Data shown:
********

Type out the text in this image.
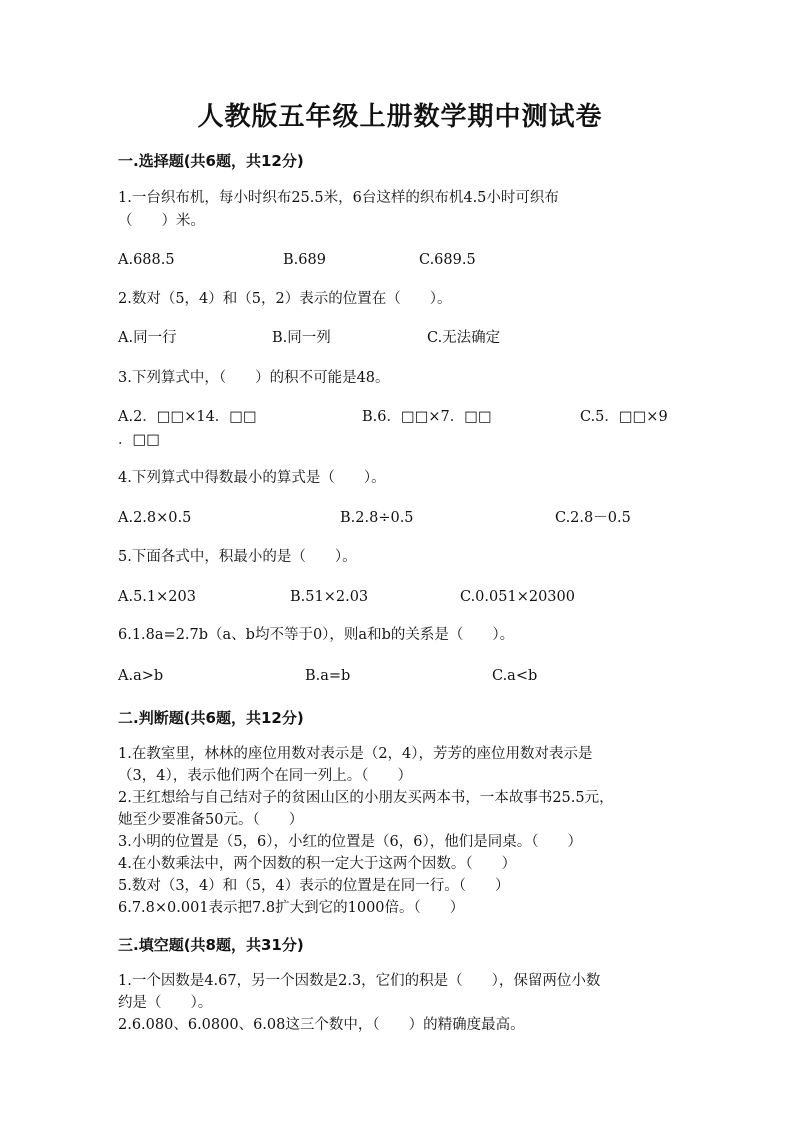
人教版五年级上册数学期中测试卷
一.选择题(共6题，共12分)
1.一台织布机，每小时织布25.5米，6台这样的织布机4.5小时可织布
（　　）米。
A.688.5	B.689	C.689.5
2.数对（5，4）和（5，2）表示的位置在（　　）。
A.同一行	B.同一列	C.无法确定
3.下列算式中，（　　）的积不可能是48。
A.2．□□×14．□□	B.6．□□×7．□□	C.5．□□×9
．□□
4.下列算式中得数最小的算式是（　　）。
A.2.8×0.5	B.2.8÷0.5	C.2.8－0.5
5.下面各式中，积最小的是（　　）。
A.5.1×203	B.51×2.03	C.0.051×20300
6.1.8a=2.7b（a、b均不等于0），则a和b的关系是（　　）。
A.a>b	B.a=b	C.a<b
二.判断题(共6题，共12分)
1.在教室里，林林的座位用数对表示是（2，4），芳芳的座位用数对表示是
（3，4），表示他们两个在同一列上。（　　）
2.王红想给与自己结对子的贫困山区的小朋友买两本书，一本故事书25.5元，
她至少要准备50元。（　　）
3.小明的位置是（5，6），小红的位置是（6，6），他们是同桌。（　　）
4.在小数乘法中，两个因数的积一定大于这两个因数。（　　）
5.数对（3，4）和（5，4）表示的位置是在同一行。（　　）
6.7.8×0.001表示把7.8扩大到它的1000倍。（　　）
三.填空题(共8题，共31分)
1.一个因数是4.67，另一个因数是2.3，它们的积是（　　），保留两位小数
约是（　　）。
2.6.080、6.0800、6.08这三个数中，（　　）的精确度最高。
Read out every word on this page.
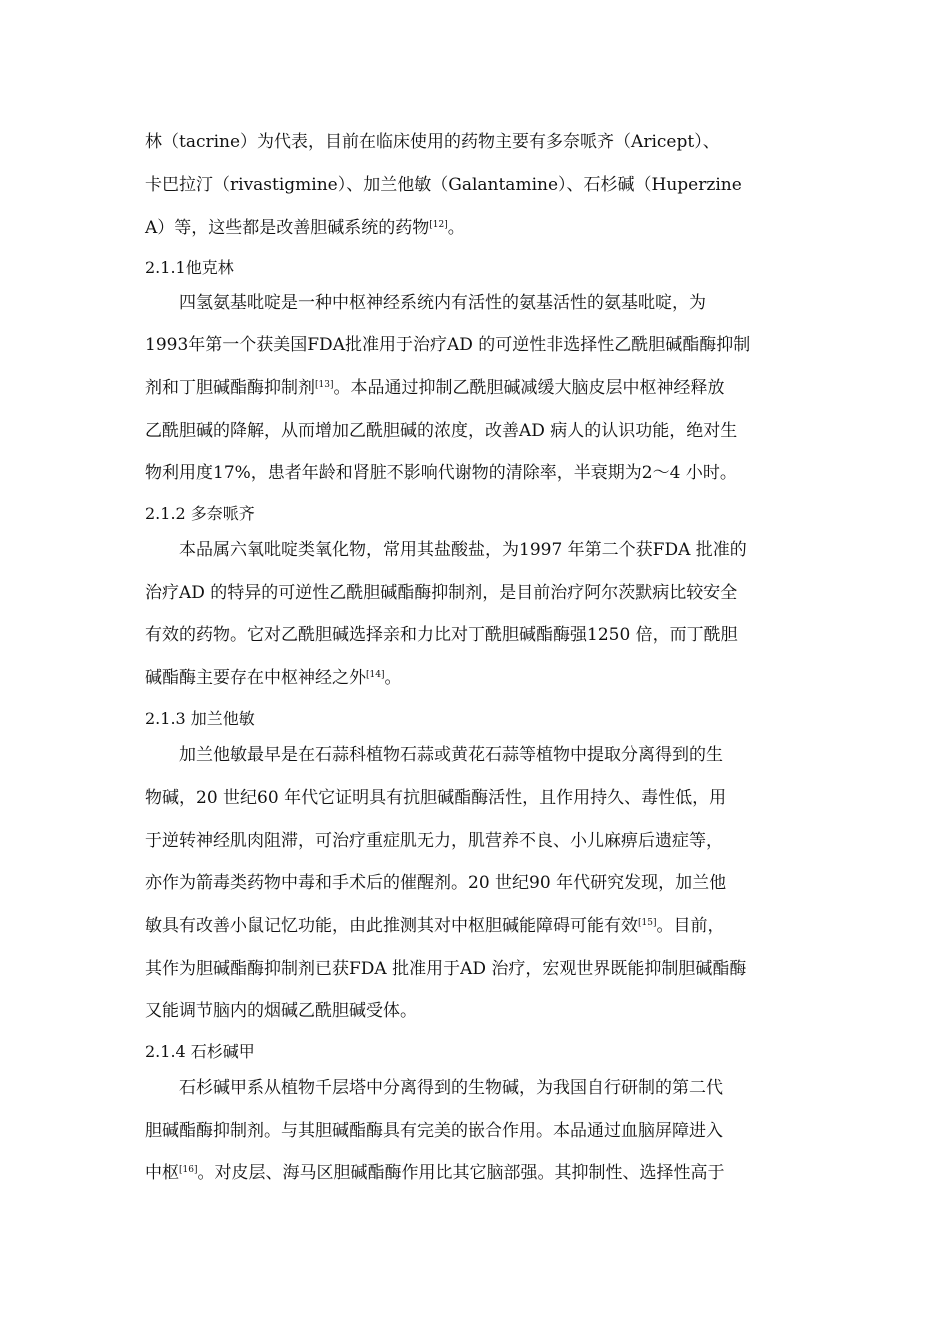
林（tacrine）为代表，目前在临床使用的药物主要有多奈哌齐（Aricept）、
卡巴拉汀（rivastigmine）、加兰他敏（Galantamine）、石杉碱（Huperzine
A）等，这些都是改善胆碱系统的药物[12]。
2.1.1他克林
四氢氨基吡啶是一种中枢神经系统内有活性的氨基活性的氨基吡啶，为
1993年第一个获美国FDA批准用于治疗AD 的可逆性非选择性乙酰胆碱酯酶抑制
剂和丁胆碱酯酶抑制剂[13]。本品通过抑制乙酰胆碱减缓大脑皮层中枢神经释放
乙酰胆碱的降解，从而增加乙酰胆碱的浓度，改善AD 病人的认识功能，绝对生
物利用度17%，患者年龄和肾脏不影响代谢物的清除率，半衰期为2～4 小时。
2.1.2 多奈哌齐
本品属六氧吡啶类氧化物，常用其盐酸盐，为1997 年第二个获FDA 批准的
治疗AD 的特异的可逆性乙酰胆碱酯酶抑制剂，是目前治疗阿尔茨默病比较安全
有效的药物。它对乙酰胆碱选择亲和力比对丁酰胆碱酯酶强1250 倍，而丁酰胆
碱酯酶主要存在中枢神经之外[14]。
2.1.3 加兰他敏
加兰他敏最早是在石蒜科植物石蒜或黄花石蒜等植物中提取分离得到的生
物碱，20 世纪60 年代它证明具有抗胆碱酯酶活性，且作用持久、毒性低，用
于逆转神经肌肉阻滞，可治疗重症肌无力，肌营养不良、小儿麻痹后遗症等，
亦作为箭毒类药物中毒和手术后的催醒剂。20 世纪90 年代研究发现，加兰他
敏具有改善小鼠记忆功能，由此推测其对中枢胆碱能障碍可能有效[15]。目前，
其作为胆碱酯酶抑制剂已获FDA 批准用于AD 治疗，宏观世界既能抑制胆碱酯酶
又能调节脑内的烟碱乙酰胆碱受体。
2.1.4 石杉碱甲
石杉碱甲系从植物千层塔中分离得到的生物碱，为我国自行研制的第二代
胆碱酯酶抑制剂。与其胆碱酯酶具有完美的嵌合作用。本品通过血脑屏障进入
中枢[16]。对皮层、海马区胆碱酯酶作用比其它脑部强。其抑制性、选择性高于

********

What needs to be done: Keep the pictures out and write out the records exactly.

Right answer:
Type out the text in this image.
人教版五年级上册数学期中测试卷
一.选择题(共6题，共12分)
1.一台织布机，每小时织布25.5米，6台这样的织布机4.5小时可织布
（　　）米。
A.688.5	B.689	C.689.5
2.数对（5，4）和（5，2）表示的位置在（　　）。
A.同一行	B.同一列	C.无法确定
3.下列算式中，（　　）的积不可能是48。
A.2．□□×14．□□	B.6．□□×7．□□	C.5．□□×9
．□□
4.下列算式中得数最小的算式是（　　）。
A.2.8×0.5	B.2.8÷0.5	C.2.8－0.5
5.下面各式中，积最小的是（　　）。
A.5.1×203	B.51×2.03	C.0.051×20300
6.1.8a=2.7b（a、b均不等于0），则a和b的关系是（　　）。
A.a>b	B.a=b	C.a<b
二.判断题(共6题，共12分)
1.在教室里，林林的座位用数对表示是（2，4），芳芳的座位用数对表示是
（3，4），表示他们两个在同一列上。（　　）
2.王红想给与自己结对子的贫困山区的小朋友买两本书，一本故事书25.5元，
她至少要准备50元。（　　）
3.小明的位置是（5，6），小红的位置是（6，6），他们是同桌。（　　）
4.在小数乘法中，两个因数的积一定大于这两个因数。（　　）
5.数对（3，4）和（5，4）表示的位置是在同一行。（　　）
6.7.8×0.001表示把7.8扩大到它的1000倍。（　　）
三.填空题(共8题，共31分)
1.一个因数是4.67，另一个因数是2.3，它们的积是（　　），保留两位小数
约是（　　）。
2.6.080、6.0800、6.08这三个数中，（　　）的精确度最高。
Read out every word on this page.
林（tacrine）为代表，目前在临床使用的药物主要有多奈哌齐（Aricept）、
卡巴拉汀（rivastigmine）、加兰他敏（Galantamine）、石杉碱（Huperzine
A）等，这些都是改善胆碱系统的药物[12]。
2.1.1他克林
四氢氨基吡啶是一种中枢神经系统内有活性的氨基活性的氨基吡啶，为
1993年第一个获美国FDA批准用于治疗AD 的可逆性非选择性乙酰胆碱酯酶抑制
剂和丁胆碱酯酶抑制剂[13]。本品通过抑制乙酰胆碱减缓大脑皮层中枢神经释放
乙酰胆碱的降解，从而增加乙酰胆碱的浓度，改善AD 病人的认识功能，绝对生
物利用度17%，患者年龄和肾脏不影响代谢物的清除率，半衰期为2～4 小时。
2.1.2 多奈哌齐
本品属六氧吡啶类氧化物，常用其盐酸盐，为1997 年第二个获FDA 批准的
治疗AD 的特异的可逆性乙酰胆碱酯酶抑制剂，是目前治疗阿尔茨默病比较安全
有效的药物。它对乙酰胆碱选择亲和力比对丁酰胆碱酯酶强1250 倍，而丁酰胆
碱酯酶主要存在中枢神经之外[14]。
2.1.3 加兰他敏
加兰他敏最早是在石蒜科植物石蒜或黄花石蒜等植物中提取分离得到的生
物碱，20 世纪60 年代它证明具有抗胆碱酯酶活性，且作用持久、毒性低，用
于逆转神经肌肉阻滞，可治疗重症肌无力，肌营养不良、小儿麻痹后遗症等，
亦作为箭毒类药物中毒和手术后的催醒剂。20 世纪90 年代研究发现，加兰他
敏具有改善小鼠记忆功能，由此推测其对中枢胆碱能障碍可能有效[15]。目前，
其作为胆碱酯酶抑制剂已获FDA 批准用于AD 治疗，宏观世界既能抑制胆碱酯酶
又能调节脑内的烟碱乙酰胆碱受体。
2.1.4 石杉碱甲
石杉碱甲系从植物千层塔中分离得到的生物碱，为我国自行研制的第二代
胆碱酯酶抑制剂。与其胆碱酯酶具有完美的嵌合作用。本品通过血脑屏障进入
中枢[16]。对皮层、海马区胆碱酯酶作用比其它脑部强。其抑制性、选择性高于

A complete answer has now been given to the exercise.